DATASET RECORDS:

* START *

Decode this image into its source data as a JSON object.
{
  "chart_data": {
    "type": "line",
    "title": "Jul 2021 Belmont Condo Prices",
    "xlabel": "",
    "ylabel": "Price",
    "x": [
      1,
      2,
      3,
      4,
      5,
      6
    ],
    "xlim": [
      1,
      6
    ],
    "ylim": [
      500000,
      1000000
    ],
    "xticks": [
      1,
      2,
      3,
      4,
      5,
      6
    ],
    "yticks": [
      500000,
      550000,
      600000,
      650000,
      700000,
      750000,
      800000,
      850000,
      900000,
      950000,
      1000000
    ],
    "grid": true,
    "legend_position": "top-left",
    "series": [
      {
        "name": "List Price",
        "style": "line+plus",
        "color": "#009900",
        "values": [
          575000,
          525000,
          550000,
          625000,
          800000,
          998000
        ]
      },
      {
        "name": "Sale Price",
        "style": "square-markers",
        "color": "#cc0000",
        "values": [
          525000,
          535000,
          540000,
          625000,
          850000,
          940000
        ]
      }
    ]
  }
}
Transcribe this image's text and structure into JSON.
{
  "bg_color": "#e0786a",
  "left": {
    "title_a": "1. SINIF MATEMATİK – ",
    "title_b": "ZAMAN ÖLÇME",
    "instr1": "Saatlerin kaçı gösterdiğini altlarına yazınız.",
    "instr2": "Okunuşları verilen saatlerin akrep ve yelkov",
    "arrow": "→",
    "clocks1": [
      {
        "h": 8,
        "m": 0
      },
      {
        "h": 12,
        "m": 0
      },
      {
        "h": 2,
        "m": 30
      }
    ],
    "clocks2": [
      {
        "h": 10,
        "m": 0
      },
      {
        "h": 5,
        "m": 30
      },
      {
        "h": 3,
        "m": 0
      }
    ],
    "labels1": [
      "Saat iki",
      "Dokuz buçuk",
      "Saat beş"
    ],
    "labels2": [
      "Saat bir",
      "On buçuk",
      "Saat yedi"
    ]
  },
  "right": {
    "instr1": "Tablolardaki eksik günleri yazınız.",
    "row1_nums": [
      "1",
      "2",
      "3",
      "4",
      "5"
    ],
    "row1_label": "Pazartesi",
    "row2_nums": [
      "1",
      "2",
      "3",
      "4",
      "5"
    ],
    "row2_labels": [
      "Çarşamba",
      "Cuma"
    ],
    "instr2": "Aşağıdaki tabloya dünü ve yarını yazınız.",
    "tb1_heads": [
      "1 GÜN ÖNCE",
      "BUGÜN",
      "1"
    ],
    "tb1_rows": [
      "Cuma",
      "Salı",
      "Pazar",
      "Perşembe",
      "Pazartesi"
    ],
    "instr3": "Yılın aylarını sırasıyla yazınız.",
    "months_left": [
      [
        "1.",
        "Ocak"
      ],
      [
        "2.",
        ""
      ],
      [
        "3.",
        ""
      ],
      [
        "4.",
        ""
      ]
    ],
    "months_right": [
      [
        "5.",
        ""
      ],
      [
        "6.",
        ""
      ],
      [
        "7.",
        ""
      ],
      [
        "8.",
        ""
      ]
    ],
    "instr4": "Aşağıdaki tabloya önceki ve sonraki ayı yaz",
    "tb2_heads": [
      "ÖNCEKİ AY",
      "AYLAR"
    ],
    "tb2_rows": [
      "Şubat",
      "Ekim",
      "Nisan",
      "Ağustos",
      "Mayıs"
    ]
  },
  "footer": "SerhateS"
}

* END *

EXERCISE TASK: Copy each line that contains the word "style".

SOLVED PROBLEM:
        "style": "line+plus",
        "style": "square-markers",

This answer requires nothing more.